• [Requirements]: Omit all images. Write out the rest of the material exactly.

=== Data for this task ===

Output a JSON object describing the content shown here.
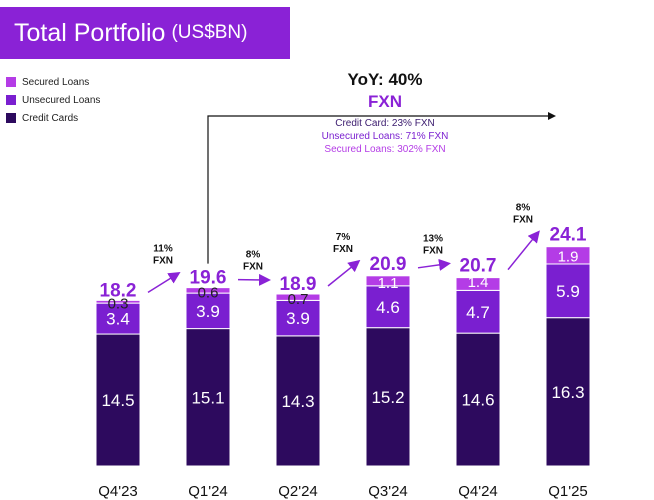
{
  "title": {
    "main": "Total Portfolio",
    "unit": "(US$BN)"
  },
  "legend": [
    {
      "label": "Secured Loans",
      "color": "#b43ce6"
    },
    {
      "label": "Unsecured Loans",
      "color": "#7a1fd0"
    },
    {
      "label": "Credit Cards",
      "color": "#2d0a5e"
    }
  ],
  "yoy": {
    "title": "YoY: 40%",
    "fxn": "FXN",
    "details": [
      {
        "text": "Credit Card: 23% FXN",
        "color": "#3a1a6e"
      },
      {
        "text": "Unsecured Loans: 71% FXN",
        "color": "#7a1fd0"
      },
      {
        "text": "Secured Loans: 302% FXN",
        "color": "#b43ce6"
      }
    ]
  },
  "chart_data": {
    "type": "bar",
    "stacked": true,
    "categories": [
      "Q4'23",
      "Q1'24",
      "Q2'24",
      "Q3'24",
      "Q4'24",
      "Q1'25"
    ],
    "series": [
      {
        "name": "Credit Cards",
        "color": "#2d0a5e",
        "values": [
          14.5,
          15.1,
          14.3,
          15.2,
          14.6,
          16.3
        ]
      },
      {
        "name": "Unsecured Loans",
        "color": "#7a1fd0",
        "values": [
          3.4,
          3.9,
          3.9,
          4.6,
          4.7,
          5.9
        ]
      },
      {
        "name": "Secured Loans",
        "color": "#b43ce6",
        "values": [
          0.3,
          0.6,
          0.7,
          1.1,
          1.4,
          1.9
        ]
      }
    ],
    "totals": [
      18.2,
      19.6,
      18.9,
      20.9,
      20.7,
      24.1
    ],
    "total_color": "#8a22d6",
    "growth_labels": [
      {
        "pct": "11%",
        "unit": "FXN"
      },
      {
        "pct": "8%",
        "unit": "FXN"
      },
      {
        "pct": "7%",
        "unit": "FXN"
      },
      {
        "pct": "13%",
        "unit": "FXN"
      },
      {
        "pct": "8%",
        "unit": "FXN"
      }
    ],
    "ylim": [
      0,
      25
    ],
    "grid": false,
    "legend_position": "top-left"
  }
}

===

• [Reply to the task]:
Output a JSON object describing the content shown here.
{
  "title": {
    "main": "Total Portfolio",
    "unit": "(US$BN)"
  },
  "legend": [
    {
      "label": "Secured Loans",
      "color": "#b43ce6"
    },
    {
      "label": "Unsecured Loans",
      "color": "#7a1fd0"
    },
    {
      "label": "Credit Cards",
      "color": "#2d0a5e"
    }
  ],
  "yoy": {
    "title": "YoY: 40%",
    "fxn": "FXN",
    "details": [
      {
        "text": "Credit Card: 23% FXN",
        "color": "#3a1a6e"
      },
      {
        "text": "Unsecured Loans: 71% FXN",
        "color": "#7a1fd0"
      },
      {
        "text": "Secured Loans: 302% FXN",
        "color": "#b43ce6"
      }
    ]
  },
  "chart_data": {
    "type": "bar",
    "stacked": true,
    "categories": [
      "Q4'23",
      "Q1'24",
      "Q2'24",
      "Q3'24",
      "Q4'24",
      "Q1'25"
    ],
    "series": [
      {
        "name": "Credit Cards",
        "color": "#2d0a5e",
        "values": [
          14.5,
          15.1,
          14.3,
          15.2,
          14.6,
          16.3
        ]
      },
      {
        "name": "Unsecured Loans",
        "color": "#7a1fd0",
        "values": [
          3.4,
          3.9,
          3.9,
          4.6,
          4.7,
          5.9
        ]
      },
      {
        "name": "Secured Loans",
        "color": "#b43ce6",
        "values": [
          0.3,
          0.6,
          0.7,
          1.1,
          1.4,
          1.9
        ]
      }
    ],
    "totals": [
      18.2,
      19.6,
      18.9,
      20.9,
      20.7,
      24.1
    ],
    "total_color": "#8a22d6",
    "growth_labels": [
      {
        "pct": "11%",
        "unit": "FXN"
      },
      {
        "pct": "8%",
        "unit": "FXN"
      },
      {
        "pct": "7%",
        "unit": "FXN"
      },
      {
        "pct": "13%",
        "unit": "FXN"
      },
      {
        "pct": "8%",
        "unit": "FXN"
      }
    ],
    "ylim": [
      0,
      25
    ],
    "grid": false,
    "legend_position": "top-left"
  }
}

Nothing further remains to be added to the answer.